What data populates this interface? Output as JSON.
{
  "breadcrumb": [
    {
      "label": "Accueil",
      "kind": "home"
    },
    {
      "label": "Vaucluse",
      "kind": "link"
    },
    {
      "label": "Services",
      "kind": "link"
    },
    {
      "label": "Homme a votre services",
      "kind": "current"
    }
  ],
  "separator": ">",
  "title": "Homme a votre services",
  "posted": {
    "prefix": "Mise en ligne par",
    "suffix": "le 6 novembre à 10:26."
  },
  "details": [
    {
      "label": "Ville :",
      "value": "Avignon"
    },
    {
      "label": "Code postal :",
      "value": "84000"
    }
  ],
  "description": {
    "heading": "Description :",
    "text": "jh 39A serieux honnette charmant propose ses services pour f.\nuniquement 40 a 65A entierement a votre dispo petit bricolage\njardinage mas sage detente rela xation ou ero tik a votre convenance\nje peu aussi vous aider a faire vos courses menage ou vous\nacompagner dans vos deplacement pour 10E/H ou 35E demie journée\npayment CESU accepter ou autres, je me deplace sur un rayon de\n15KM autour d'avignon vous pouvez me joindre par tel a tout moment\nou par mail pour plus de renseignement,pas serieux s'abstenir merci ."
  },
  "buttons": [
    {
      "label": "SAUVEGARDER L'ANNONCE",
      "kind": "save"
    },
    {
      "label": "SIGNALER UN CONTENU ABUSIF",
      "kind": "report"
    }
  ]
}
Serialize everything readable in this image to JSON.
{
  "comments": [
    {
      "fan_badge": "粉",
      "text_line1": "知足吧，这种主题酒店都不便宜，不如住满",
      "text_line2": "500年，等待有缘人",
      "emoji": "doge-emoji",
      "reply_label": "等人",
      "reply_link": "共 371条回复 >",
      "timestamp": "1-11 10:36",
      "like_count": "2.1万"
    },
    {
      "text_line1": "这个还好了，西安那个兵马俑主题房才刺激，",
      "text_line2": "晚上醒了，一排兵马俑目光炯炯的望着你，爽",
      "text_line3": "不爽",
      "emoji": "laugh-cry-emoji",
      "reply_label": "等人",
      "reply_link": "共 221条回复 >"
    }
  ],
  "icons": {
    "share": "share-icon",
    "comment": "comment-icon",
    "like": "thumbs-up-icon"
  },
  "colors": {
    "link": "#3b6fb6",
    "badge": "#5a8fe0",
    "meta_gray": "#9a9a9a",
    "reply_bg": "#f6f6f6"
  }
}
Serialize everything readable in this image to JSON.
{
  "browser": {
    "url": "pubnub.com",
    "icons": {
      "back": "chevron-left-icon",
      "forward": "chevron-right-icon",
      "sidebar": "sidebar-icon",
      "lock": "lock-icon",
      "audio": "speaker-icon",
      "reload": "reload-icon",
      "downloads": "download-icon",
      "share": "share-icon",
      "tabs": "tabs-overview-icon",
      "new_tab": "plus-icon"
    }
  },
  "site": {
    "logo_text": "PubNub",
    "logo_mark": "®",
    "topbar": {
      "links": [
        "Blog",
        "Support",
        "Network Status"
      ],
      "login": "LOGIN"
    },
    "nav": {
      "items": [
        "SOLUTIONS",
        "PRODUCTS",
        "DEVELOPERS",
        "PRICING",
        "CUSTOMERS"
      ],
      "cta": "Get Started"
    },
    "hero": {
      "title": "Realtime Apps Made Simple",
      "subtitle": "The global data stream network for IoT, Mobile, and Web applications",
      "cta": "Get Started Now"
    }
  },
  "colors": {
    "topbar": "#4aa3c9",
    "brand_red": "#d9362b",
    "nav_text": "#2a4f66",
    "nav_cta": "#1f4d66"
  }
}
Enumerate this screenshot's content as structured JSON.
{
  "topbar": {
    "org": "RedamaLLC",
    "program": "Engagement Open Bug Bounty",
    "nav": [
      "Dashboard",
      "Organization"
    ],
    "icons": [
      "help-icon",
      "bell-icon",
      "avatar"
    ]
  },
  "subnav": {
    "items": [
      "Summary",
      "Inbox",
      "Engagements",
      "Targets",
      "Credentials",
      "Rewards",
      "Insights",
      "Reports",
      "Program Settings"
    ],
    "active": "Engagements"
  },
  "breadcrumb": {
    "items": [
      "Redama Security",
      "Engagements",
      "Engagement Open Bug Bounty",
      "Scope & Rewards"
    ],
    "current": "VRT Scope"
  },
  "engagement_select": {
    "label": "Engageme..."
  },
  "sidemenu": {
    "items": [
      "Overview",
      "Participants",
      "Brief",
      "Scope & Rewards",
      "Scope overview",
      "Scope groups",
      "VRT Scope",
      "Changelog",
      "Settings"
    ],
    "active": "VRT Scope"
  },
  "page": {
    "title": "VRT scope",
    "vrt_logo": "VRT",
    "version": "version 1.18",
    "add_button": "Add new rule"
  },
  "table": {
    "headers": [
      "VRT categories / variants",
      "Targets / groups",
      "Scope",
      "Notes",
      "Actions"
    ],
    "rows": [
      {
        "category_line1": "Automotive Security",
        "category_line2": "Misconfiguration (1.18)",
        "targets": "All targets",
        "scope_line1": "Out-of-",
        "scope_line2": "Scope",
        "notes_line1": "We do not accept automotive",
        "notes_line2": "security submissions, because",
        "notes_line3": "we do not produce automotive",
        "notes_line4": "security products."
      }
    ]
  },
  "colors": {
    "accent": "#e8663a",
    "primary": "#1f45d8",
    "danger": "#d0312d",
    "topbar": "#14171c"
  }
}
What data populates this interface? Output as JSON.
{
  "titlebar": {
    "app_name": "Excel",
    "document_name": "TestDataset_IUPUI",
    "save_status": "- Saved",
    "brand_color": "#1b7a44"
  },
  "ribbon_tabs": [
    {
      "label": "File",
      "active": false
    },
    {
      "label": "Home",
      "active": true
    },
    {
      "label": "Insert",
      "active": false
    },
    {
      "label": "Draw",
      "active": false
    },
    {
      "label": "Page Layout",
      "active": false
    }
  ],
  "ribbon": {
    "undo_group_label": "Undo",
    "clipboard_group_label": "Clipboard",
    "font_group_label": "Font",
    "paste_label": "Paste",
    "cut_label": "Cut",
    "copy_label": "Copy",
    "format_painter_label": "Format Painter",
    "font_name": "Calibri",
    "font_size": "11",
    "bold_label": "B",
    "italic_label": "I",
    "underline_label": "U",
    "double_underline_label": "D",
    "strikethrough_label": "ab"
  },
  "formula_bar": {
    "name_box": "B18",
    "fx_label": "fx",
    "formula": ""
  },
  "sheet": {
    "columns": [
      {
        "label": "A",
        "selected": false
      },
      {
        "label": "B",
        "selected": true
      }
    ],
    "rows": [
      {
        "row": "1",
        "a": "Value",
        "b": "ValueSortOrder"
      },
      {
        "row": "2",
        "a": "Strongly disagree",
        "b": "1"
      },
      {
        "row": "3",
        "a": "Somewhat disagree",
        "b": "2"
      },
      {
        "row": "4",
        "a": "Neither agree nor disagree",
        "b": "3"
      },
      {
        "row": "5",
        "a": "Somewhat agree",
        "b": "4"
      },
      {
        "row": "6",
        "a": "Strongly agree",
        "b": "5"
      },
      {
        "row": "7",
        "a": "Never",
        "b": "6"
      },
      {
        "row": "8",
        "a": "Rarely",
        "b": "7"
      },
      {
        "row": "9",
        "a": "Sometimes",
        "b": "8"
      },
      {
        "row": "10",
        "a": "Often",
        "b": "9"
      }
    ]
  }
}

=-=-=-=-=

- _DIRECTIONS FOR THIS TASK_
Restate each entry exactly, skipping none.

- _OUTPUT OF THE EXERCISE_
What data populates this interface? Output as JSON.
{
  "breadcrumb": [
    {
      "label": "Accueil",
      "kind": "home"
    },
    {
      "label": "Vaucluse",
      "kind": "link"
    },
    {
      "label": "Services",
      "kind": "link"
    },
    {
      "label": "Homme a votre services",
      "kind": "current"
    }
  ],
  "separator": ">",
  "title": "Homme a votre services",
  "posted": {
    "prefix": "Mise en ligne par",
    "suffix": "le 6 novembre à 10:26."
  },
  "details": [
    {
      "label": "Ville :",
      "value": "Avignon"
    },
    {
      "label": "Code postal :",
      "value": "84000"
    }
  ],
  "description": {
    "heading": "Description :",
    "text": "jh 39A serieux honnette charmant propose ses services pour f.\nuniquement 40 a 65A entierement a votre dispo petit bricolage\njardinage mas sage detente rela xation ou ero tik a votre convenance\nje peu aussi vous aider a faire vos courses menage ou vous\nacompagner dans vos deplacement pour 10E/H ou 35E demie journée\npayment CESU accepter ou autres, je me deplace sur un rayon de\n15KM autour d'avignon vous pouvez me joindre par tel a tout moment\nou par mail pour plus de renseignement,pas serieux s'abstenir merci ."
  },
  "buttons": [
    {
      "label": "SAUVEGARDER L'ANNONCE",
      "kind": "save"
    },
    {
      "label": "SIGNALER UN CONTENU ABUSIF",
      "kind": "report"
    }
  ]
}
Serialize everything readable in this image to JSON.
{
  "comments": [
    {
      "fan_badge": "粉",
      "text_line1": "知足吧，这种主题酒店都不便宜，不如住满",
      "text_line2": "500年，等待有缘人",
      "emoji": "doge-emoji",
      "reply_label": "等人",
      "reply_link": "共 371条回复 >",
      "timestamp": "1-11 10:36",
      "like_count": "2.1万"
    },
    {
      "text_line1": "这个还好了，西安那个兵马俑主题房才刺激，",
      "text_line2": "晚上醒了，一排兵马俑目光炯炯的望着你，爽",
      "text_line3": "不爽",
      "emoji": "laugh-cry-emoji",
      "reply_label": "等人",
      "reply_link": "共 221条回复 >"
    }
  ],
  "icons": {
    "share": "share-icon",
    "comment": "comment-icon",
    "like": "thumbs-up-icon"
  },
  "colors": {
    "link": "#3b6fb6",
    "badge": "#5a8fe0",
    "meta_gray": "#9a9a9a",
    "reply_bg": "#f6f6f6"
  }
}
Serialize everything readable in this image to JSON.
{
  "browser": {
    "url": "pubnub.com",
    "icons": {
      "back": "chevron-left-icon",
      "forward": "chevron-right-icon",
      "sidebar": "sidebar-icon",
      "lock": "lock-icon",
      "audio": "speaker-icon",
      "reload": "reload-icon",
      "downloads": "download-icon",
      "share": "share-icon",
      "tabs": "tabs-overview-icon",
      "new_tab": "plus-icon"
    }
  },
  "site": {
    "logo_text": "PubNub",
    "logo_mark": "®",
    "topbar": {
      "links": [
        "Blog",
        "Support",
        "Network Status"
      ],
      "login": "LOGIN"
    },
    "nav": {
      "items": [
        "SOLUTIONS",
        "PRODUCTS",
        "DEVELOPERS",
        "PRICING",
        "CUSTOMERS"
      ],
      "cta": "Get Started"
    },
    "hero": {
      "title": "Realtime Apps Made Simple",
      "subtitle": "The global data stream network for IoT, Mobile, and Web applications",
      "cta": "Get Started Now"
    }
  },
  "colors": {
    "topbar": "#4aa3c9",
    "brand_red": "#d9362b",
    "nav_text": "#2a4f66",
    "nav_cta": "#1f4d66"
  }
}
Enumerate this screenshot's content as structured JSON.
{
  "topbar": {
    "org": "RedamaLLC",
    "program": "Engagement Open Bug Bounty",
    "nav": [
      "Dashboard",
      "Organization"
    ],
    "icons": [
      "help-icon",
      "bell-icon",
      "avatar"
    ]
  },
  "subnav": {
    "items": [
      "Summary",
      "Inbox",
      "Engagements",
      "Targets",
      "Credentials",
      "Rewards",
      "Insights",
      "Reports",
      "Program Settings"
    ],
    "active": "Engagements"
  },
  "breadcrumb": {
    "items": [
      "Redama Security",
      "Engagements",
      "Engagement Open Bug Bounty",
      "Scope & Rewards"
    ],
    "current": "VRT Scope"
  },
  "engagement_select": {
    "label": "Engageme..."
  },
  "sidemenu": {
    "items": [
      "Overview",
      "Participants",
      "Brief",
      "Scope & Rewards",
      "Scope overview",
      "Scope groups",
      "VRT Scope",
      "Changelog",
      "Settings"
    ],
    "active": "VRT Scope"
  },
  "page": {
    "title": "VRT scope",
    "vrt_logo": "VRT",
    "version": "version 1.18",
    "add_button": "Add new rule"
  },
  "table": {
    "headers": [
      "VRT categories / variants",
      "Targets / groups",
      "Scope",
      "Notes",
      "Actions"
    ],
    "rows": [
      {
        "category_line1": "Automotive Security",
        "category_line2": "Misconfiguration (1.18)",
        "targets": "All targets",
        "scope_line1": "Out-of-",
        "scope_line2": "Scope",
        "notes_line1": "We do not accept automotive",
        "notes_line2": "security submissions, because",
        "notes_line3": "we do not produce automotive",
        "notes_line4": "security products."
      }
    ]
  },
  "colors": {
    "accent": "#e8663a",
    "primary": "#1f45d8",
    "danger": "#d0312d",
    "topbar": "#14171c"
  }
}
What data populates this interface? Output as JSON.
{
  "titlebar": {
    "app_name": "Excel",
    "document_name": "TestDataset_IUPUI",
    "save_status": "- Saved",
    "brand_color": "#1b7a44"
  },
  "ribbon_tabs": [
    {
      "label": "File",
      "active": false
    },
    {
      "label": "Home",
      "active": true
    },
    {
      "label": "Insert",
      "active": false
    },
    {
      "label": "Draw",
      "active": false
    },
    {
      "label": "Page Layout",
      "active": false
    }
  ],
  "ribbon": {
    "undo_group_label": "Undo",
    "clipboard_group_label": "Clipboard",
    "font_group_label": "Font",
    "paste_label": "Paste",
    "cut_label": "Cut",
    "copy_label": "Copy",
    "format_painter_label": "Format Painter",
    "font_name": "Calibri",
    "font_size": "11",
    "bold_label": "B",
    "italic_label": "I",
    "underline_label": "U",
    "double_underline_label": "D",
    "strikethrough_label": "ab"
  },
  "formula_bar": {
    "name_box": "B18",
    "fx_label": "fx",
    "formula": ""
  },
  "sheet": {
    "columns": [
      {
        "label": "A",
        "selected": false
      },
      {
        "label": "B",
        "selected": true
      }
    ],
    "rows": [
      {
        "row": "1",
        "a": "Value",
        "b": "ValueSortOrder"
      },
      {
        "row": "2",
        "a": "Strongly disagree",
        "b": "1"
      },
      {
        "row": "3",
        "a": "Somewhat disagree",
        "b": "2"
      },
      {
        "row": "4",
        "a": "Neither agree nor disagree",
        "b": "3"
      },
      {
        "row": "5",
        "a": "Somewhat agree",
        "b": "4"
      },
      {
        "row": "6",
        "a": "Strongly agree",
        "b": "5"
      },
      {
        "row": "7",
        "a": "Never",
        "b": "6"
      },
      {
        "row": "8",
        "a": "Rarely",
        "b": "7"
      },
      {
        "row": "9",
        "a": "Sometimes",
        "b": "8"
      },
      {
        "row": "10",
        "a": "Often",
        "b": "9"
      }
    ]
  }
}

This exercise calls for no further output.